#### Exercise:
Scan the entries and tally the lines that include the string "Free". Reply with the figure alone.

#### The input:
+ + + + + + +

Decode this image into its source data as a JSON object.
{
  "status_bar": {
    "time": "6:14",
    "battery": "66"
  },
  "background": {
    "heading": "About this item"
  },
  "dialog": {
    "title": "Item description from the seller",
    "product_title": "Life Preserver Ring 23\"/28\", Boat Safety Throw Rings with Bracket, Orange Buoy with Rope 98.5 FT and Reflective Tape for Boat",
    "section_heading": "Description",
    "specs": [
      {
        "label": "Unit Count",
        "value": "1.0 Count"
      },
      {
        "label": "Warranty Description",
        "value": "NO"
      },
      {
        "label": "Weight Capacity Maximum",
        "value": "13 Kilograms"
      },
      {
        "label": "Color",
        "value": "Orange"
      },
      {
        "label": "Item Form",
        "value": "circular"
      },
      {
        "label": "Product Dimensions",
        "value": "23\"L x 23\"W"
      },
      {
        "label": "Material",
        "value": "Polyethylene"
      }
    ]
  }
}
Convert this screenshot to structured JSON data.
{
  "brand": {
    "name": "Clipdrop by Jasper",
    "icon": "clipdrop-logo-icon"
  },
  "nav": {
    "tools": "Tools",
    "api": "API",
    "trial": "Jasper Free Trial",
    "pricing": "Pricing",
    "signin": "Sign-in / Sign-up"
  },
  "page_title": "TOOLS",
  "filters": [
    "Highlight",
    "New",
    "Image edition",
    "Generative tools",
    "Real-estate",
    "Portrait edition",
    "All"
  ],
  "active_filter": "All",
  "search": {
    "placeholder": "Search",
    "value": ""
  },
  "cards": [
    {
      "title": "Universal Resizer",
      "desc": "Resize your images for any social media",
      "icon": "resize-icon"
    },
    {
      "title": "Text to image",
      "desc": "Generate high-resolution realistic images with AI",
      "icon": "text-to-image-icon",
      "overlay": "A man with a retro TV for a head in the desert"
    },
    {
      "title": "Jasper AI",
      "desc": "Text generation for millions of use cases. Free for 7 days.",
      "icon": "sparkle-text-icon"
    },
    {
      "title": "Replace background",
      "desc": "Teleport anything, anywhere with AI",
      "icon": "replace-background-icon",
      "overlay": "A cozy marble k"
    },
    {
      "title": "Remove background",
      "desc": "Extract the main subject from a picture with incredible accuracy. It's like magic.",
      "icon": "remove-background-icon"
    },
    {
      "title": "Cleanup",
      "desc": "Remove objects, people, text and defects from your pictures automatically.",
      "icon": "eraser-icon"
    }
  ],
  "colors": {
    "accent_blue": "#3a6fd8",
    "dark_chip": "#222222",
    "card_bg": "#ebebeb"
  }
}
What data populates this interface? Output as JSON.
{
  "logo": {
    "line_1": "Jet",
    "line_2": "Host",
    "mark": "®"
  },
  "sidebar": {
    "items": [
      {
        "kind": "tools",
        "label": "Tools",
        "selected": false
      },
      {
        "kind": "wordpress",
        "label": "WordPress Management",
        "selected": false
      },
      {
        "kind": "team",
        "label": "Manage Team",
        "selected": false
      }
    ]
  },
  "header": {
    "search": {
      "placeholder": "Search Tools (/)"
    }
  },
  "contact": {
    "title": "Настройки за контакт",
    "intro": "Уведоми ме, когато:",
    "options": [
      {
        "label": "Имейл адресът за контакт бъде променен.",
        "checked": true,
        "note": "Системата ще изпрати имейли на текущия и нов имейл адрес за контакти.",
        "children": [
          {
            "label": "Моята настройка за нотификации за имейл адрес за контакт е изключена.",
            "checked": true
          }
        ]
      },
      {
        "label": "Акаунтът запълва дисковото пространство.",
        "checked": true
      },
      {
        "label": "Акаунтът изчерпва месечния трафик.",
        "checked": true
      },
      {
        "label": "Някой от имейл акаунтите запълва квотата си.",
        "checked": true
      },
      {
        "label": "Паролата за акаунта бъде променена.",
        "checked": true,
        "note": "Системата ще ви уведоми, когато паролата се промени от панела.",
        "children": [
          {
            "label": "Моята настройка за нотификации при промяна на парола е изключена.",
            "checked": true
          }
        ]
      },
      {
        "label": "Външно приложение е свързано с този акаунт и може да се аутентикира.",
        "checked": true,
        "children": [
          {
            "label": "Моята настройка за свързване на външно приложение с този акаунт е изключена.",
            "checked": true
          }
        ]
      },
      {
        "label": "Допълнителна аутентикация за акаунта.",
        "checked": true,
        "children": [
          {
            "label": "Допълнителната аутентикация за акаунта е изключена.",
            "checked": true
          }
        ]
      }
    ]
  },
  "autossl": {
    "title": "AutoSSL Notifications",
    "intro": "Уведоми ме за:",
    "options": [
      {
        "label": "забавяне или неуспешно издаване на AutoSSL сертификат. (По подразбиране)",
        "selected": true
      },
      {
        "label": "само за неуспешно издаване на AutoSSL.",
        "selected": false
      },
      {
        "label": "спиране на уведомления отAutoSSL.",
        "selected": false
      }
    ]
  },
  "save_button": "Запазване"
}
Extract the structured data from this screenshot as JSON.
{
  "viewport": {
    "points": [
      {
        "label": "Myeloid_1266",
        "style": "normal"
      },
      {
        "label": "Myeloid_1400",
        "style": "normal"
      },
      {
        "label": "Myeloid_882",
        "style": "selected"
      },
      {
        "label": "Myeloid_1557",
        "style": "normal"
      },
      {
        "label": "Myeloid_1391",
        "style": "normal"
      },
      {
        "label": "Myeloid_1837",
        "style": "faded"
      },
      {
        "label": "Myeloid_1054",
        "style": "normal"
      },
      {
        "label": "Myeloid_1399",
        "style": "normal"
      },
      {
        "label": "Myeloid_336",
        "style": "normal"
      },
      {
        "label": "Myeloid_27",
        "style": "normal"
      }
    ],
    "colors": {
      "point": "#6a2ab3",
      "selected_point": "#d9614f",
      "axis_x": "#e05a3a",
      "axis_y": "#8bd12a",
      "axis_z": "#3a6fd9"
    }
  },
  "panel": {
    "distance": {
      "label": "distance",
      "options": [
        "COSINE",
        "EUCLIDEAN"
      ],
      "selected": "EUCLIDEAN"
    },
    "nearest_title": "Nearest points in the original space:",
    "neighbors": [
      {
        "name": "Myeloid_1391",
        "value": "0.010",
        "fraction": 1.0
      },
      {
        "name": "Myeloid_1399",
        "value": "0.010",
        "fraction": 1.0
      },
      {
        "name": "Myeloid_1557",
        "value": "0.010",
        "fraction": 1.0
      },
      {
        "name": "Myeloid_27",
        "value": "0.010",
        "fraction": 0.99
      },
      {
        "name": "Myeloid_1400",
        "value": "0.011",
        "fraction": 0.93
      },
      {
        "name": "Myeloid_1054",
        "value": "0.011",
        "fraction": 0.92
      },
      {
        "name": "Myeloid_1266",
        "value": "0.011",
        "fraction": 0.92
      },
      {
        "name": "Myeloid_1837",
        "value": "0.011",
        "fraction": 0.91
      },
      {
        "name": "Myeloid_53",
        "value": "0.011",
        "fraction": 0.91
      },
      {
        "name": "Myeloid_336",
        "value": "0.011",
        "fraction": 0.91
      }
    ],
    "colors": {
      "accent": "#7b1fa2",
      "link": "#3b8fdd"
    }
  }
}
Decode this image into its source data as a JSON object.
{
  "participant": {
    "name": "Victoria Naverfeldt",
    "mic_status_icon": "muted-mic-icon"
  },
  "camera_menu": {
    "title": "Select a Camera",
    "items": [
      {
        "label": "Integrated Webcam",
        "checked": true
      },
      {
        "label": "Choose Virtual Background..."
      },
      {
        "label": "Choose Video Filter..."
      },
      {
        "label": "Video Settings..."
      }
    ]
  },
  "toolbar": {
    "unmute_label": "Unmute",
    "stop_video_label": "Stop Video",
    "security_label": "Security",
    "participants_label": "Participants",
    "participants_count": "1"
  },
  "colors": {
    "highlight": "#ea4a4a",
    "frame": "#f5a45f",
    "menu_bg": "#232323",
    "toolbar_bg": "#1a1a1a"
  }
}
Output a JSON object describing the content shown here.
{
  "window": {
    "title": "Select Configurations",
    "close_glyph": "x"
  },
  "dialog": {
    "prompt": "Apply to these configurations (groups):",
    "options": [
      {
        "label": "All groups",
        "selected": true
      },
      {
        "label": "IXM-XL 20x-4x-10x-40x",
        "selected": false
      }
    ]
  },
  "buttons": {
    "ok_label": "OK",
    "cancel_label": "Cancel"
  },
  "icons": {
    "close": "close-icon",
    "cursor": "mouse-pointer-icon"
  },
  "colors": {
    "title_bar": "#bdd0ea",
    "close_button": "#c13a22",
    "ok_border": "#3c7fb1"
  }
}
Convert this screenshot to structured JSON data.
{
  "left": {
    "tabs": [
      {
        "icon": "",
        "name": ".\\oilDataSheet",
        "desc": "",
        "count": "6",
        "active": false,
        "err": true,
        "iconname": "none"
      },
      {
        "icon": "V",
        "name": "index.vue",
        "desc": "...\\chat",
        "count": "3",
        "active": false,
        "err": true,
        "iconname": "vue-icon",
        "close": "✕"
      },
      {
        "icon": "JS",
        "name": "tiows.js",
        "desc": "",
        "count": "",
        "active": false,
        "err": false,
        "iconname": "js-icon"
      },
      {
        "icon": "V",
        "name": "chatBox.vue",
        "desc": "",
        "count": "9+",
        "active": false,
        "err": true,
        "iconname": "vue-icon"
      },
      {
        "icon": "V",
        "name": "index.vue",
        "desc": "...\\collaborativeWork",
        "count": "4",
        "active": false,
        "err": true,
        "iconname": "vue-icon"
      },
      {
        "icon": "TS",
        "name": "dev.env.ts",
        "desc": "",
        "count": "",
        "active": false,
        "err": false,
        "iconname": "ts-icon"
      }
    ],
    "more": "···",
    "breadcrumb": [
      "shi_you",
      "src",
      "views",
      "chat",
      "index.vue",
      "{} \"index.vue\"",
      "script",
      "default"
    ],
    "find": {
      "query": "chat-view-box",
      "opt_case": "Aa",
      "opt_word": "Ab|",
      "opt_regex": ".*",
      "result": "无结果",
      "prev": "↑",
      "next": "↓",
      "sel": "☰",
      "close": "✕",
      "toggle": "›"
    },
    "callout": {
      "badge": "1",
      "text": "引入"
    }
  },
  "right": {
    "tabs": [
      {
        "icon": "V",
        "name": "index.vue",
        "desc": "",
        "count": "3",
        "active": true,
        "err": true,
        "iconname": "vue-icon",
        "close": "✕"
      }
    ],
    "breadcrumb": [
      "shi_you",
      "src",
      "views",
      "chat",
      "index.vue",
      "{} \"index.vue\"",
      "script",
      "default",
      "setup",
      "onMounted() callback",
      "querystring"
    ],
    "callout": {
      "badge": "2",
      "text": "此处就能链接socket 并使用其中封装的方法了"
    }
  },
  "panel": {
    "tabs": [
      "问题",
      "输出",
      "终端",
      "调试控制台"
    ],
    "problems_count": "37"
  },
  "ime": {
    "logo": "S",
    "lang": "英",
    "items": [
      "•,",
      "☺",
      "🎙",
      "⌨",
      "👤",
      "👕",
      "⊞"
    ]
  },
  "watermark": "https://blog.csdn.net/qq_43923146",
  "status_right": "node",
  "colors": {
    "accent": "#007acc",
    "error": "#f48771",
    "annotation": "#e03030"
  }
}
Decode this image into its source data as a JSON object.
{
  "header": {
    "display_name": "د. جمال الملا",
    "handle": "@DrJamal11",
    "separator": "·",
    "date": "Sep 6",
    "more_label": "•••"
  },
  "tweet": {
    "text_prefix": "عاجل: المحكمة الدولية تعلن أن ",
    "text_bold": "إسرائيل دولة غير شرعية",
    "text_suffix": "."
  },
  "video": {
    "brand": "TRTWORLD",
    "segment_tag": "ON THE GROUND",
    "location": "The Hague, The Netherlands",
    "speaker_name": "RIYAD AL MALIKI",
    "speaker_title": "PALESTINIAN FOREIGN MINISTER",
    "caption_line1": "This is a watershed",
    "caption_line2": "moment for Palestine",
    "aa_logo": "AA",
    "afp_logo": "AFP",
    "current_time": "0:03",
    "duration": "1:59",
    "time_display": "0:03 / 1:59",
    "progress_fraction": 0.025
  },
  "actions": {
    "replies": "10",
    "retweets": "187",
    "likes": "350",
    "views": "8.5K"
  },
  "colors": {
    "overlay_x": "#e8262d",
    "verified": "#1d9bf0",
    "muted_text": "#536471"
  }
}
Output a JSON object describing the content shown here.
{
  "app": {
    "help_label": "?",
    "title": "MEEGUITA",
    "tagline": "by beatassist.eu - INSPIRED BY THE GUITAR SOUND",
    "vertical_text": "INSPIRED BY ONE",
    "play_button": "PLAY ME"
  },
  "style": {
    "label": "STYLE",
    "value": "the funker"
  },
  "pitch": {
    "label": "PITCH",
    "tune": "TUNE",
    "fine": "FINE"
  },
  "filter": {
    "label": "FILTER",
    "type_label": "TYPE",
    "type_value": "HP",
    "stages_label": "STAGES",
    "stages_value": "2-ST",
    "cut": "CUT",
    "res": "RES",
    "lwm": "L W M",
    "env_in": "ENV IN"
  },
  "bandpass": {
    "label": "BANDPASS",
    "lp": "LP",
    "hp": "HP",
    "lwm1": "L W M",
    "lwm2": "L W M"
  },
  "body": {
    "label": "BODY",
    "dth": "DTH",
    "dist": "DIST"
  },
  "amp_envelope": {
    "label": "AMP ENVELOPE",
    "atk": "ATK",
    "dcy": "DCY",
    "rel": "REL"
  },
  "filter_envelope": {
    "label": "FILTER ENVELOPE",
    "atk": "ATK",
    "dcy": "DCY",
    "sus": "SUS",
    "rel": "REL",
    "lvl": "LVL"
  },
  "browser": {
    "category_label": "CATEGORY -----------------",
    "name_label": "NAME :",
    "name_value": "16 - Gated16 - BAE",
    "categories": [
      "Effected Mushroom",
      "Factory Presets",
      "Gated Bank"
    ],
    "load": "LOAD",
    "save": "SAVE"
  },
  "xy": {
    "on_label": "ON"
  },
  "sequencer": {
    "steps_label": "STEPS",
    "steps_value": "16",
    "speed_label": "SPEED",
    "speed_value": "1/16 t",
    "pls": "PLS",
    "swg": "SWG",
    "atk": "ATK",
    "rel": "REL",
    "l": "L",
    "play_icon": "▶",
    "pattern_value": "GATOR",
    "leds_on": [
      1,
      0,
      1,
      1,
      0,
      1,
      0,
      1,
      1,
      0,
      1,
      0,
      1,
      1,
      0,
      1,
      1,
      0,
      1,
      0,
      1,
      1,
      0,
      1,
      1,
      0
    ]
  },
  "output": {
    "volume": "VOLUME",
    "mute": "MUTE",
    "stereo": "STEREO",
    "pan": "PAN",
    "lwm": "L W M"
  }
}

+ + + + + + +

#### Correct output:
2